Record extracts>
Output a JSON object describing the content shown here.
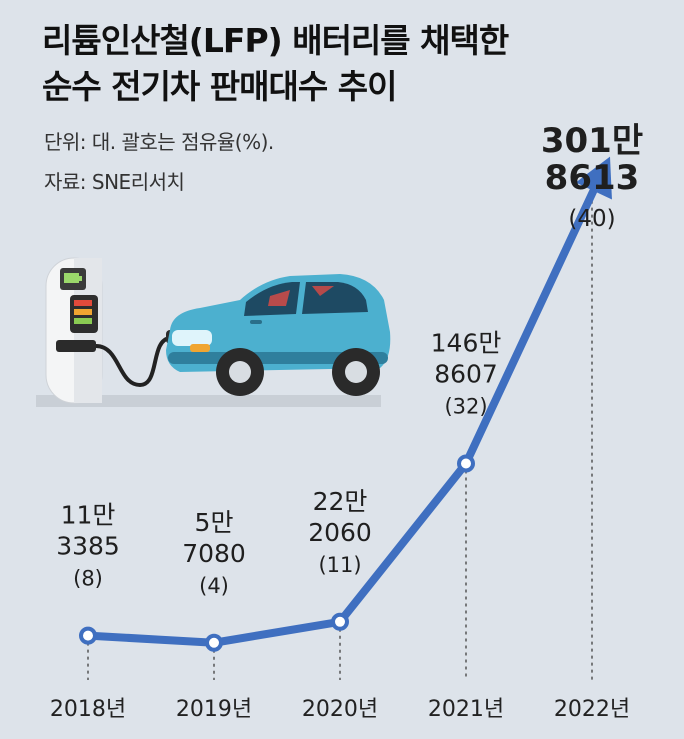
{
  "header": {
    "title_line1": "리튬인산철(LFP) 배터리를 채택한",
    "title_line2": "순수 전기차 판매대수 추이",
    "unit_note": "단위: 대. 괄호는 점유율(%).",
    "source": "자료: SNE리서치"
  },
  "chart_data": {
    "type": "line",
    "title": "리튬인산철(LFP) 배터리를 채택한 순수 전기차 판매대수 추이",
    "unit": "대",
    "categories": [
      "2018년",
      "2019년",
      "2020년",
      "2021년",
      "2022년"
    ],
    "series": [
      {
        "values": [
          113385,
          57080,
          222060,
          1468607,
          3018613
        ],
        "share_percent": [
          8,
          4,
          11,
          32,
          40
        ],
        "labels_top": [
          "11만",
          "5만",
          "22만",
          "146만",
          "301만"
        ],
        "labels_bottom": [
          "3385",
          "7080",
          "2060",
          "8607",
          "8613"
        ],
        "labels_share": [
          "(8)",
          "(4)",
          "(11)",
          "(32)",
          "(40)"
        ]
      }
    ],
    "colors": {
      "line": "#3f6fc0",
      "highlight_text": "#111111"
    },
    "grid": false,
    "last_point_arrow": true,
    "illustration": "electric-car-charging"
  }
}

Work to do> Your task is to copy the entries in full and exactly, without any images.

Exercise answer>
Output a JSON object describing the content shown here.
{
  "header": {
    "title_line1": "리튬인산철(LFP) 배터리를 채택한",
    "title_line2": "순수 전기차 판매대수 추이",
    "unit_note": "단위: 대. 괄호는 점유율(%).",
    "source": "자료: SNE리서치"
  },
  "chart_data": {
    "type": "line",
    "title": "리튬인산철(LFP) 배터리를 채택한 순수 전기차 판매대수 추이",
    "unit": "대",
    "categories": [
      "2018년",
      "2019년",
      "2020년",
      "2021년",
      "2022년"
    ],
    "series": [
      {
        "values": [
          113385,
          57080,
          222060,
          1468607,
          3018613
        ],
        "share_percent": [
          8,
          4,
          11,
          32,
          40
        ],
        "labels_top": [
          "11만",
          "5만",
          "22만",
          "146만",
          "301만"
        ],
        "labels_bottom": [
          "3385",
          "7080",
          "2060",
          "8607",
          "8613"
        ],
        "labels_share": [
          "(8)",
          "(4)",
          "(11)",
          "(32)",
          "(40)"
        ]
      }
    ],
    "colors": {
      "line": "#3f6fc0",
      "highlight_text": "#111111"
    },
    "grid": false,
    "last_point_arrow": true,
    "illustration": "electric-car-charging"
  }
}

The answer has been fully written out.